Begin Records to process

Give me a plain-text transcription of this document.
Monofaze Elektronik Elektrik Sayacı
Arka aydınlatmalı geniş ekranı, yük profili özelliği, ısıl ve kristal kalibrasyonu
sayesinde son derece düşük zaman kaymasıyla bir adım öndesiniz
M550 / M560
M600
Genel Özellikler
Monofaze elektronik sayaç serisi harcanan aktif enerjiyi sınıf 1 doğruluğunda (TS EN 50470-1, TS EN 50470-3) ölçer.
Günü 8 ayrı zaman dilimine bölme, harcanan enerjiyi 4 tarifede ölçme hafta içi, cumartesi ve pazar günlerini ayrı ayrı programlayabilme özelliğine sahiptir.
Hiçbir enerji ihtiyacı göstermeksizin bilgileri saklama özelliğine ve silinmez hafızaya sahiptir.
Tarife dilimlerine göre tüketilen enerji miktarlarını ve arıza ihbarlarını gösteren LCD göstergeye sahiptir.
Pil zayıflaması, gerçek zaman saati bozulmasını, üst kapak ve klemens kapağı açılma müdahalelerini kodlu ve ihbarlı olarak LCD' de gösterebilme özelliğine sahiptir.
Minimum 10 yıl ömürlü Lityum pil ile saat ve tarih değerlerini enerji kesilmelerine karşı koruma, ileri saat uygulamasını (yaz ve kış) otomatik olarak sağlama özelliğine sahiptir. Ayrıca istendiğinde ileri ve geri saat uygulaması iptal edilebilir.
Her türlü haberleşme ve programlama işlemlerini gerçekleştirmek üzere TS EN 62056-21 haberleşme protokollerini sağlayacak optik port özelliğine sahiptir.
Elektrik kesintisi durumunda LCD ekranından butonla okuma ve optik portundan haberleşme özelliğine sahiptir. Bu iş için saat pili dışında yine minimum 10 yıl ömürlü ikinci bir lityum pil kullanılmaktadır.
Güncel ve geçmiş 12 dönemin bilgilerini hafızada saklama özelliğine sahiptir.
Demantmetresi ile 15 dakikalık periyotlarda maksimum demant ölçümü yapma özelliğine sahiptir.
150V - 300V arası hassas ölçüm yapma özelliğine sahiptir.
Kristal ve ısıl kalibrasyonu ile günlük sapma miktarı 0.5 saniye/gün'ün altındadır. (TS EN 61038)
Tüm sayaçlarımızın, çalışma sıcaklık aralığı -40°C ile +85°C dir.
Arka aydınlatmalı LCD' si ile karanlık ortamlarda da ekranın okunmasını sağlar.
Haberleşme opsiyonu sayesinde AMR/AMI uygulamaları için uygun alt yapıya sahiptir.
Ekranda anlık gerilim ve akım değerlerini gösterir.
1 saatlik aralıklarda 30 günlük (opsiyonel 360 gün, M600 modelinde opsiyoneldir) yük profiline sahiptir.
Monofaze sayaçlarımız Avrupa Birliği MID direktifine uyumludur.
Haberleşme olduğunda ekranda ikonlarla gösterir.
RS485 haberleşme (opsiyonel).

End Records to process

Written request —
Give the number of lines that carry the word "Elektrik", with nothing added.

Task output —
2